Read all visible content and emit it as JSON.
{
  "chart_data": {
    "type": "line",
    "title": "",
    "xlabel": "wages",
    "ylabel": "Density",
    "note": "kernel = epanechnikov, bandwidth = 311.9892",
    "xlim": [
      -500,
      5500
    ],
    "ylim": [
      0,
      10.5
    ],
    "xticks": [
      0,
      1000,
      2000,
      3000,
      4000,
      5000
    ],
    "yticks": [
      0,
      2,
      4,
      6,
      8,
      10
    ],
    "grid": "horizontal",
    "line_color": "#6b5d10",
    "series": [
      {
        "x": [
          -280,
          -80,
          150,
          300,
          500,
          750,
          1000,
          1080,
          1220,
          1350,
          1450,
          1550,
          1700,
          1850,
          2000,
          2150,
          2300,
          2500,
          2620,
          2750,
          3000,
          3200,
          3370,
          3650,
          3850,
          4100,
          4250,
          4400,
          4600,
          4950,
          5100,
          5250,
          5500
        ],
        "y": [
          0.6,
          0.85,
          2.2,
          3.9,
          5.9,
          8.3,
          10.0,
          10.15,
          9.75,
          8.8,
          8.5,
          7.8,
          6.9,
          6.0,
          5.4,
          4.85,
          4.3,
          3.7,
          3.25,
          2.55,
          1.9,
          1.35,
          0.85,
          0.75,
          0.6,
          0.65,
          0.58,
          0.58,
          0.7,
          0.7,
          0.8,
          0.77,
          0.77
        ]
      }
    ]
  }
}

+ + + + + + +

Recopy the entries above exactly, with every line included.

> **Solved problem**:
Read all visible content and emit it as JSON.
{
  "chart_data": {
    "type": "line",
    "title": "",
    "xlabel": "wages",
    "ylabel": "Density",
    "note": "kernel = epanechnikov, bandwidth = 311.9892",
    "xlim": [
      -500,
      5500
    ],
    "ylim": [
      0,
      10.5
    ],
    "xticks": [
      0,
      1000,
      2000,
      3000,
      4000,
      5000
    ],
    "yticks": [
      0,
      2,
      4,
      6,
      8,
      10
    ],
    "grid": "horizontal",
    "line_color": "#6b5d10",
    "series": [
      {
        "x": [
          -280,
          -80,
          150,
          300,
          500,
          750,
          1000,
          1080,
          1220,
          1350,
          1450,
          1550,
          1700,
          1850,
          2000,
          2150,
          2300,
          2500,
          2620,
          2750,
          3000,
          3200,
          3370,
          3650,
          3850,
          4100,
          4250,
          4400,
          4600,
          4950,
          5100,
          5250,
          5500
        ],
        "y": [
          0.6,
          0.85,
          2.2,
          3.9,
          5.9,
          8.3,
          10.0,
          10.15,
          9.75,
          8.8,
          8.5,
          7.8,
          6.9,
          6.0,
          5.4,
          4.85,
          4.3,
          3.7,
          3.25,
          2.55,
          1.9,
          1.35,
          0.85,
          0.75,
          0.6,
          0.65,
          0.58,
          0.58,
          0.7,
          0.7,
          0.8,
          0.77,
          0.77
        ]
      }
    ]
  }
}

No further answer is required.